Record extracts start
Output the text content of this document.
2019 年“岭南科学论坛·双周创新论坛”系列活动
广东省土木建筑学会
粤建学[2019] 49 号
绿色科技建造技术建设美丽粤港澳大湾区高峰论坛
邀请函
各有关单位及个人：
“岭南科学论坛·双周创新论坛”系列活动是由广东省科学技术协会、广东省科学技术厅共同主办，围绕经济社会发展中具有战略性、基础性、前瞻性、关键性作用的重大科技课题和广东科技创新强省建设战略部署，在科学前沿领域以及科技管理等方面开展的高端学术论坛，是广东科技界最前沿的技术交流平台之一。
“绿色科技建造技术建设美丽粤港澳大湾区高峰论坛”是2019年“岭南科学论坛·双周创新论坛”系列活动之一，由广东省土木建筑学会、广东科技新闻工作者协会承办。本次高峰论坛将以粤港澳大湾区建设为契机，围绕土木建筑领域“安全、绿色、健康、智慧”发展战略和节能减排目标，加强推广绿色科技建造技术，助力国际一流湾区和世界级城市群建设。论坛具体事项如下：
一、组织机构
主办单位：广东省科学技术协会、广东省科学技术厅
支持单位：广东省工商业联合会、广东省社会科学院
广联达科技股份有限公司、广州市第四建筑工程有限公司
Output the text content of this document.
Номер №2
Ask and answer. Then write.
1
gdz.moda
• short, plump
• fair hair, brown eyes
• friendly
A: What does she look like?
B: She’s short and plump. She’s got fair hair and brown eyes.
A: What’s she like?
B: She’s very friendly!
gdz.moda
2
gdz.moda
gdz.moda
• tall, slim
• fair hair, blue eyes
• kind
Record extracts end
__Your task__
Take the records above and return them exactly as written.

__Reply to the task__
Output the text content of this document.
2019 年“岭南科学论坛·双周创新论坛”系列活动
广东省土木建筑学会
粤建学[2019] 49 号
绿色科技建造技术建设美丽粤港澳大湾区高峰论坛
邀请函
各有关单位及个人：
“岭南科学论坛·双周创新论坛”系列活动是由广东省科学技术协会、广东省科学技术厅共同主办，围绕经济社会发展中具有战略性、基础性、前瞻性、关键性作用的重大科技课题和广东科技创新强省建设战略部署，在科学前沿领域以及科技管理等方面开展的高端学术论坛，是广东科技界最前沿的技术交流平台之一。
“绿色科技建造技术建设美丽粤港澳大湾区高峰论坛”是2019年“岭南科学论坛·双周创新论坛”系列活动之一，由广东省土木建筑学会、广东科技新闻工作者协会承办。本次高峰论坛将以粤港澳大湾区建设为契机，围绕土木建筑领域“安全、绿色、健康、智慧”发展战略和节能减排目标，加强推广绿色科技建造技术，助力国际一流湾区和世界级城市群建设。论坛具体事项如下：
一、组织机构
主办单位：广东省科学技术协会、广东省科学技术厅
支持单位：广东省工商业联合会、广东省社会科学院
广联达科技股份有限公司、广州市第四建筑工程有限公司
Output the text content of this document.
Номер №2
Ask and answer. Then write.
1
gdz.moda
• short, plump
• fair hair, brown eyes
• friendly
A: What does she look like?
B: She’s short and plump. She’s got fair hair and brown eyes.
A: What’s she like?
B: She’s very friendly!
gdz.moda
2
gdz.moda
gdz.moda
• tall, slim
• fair hair, blue eyes
• kind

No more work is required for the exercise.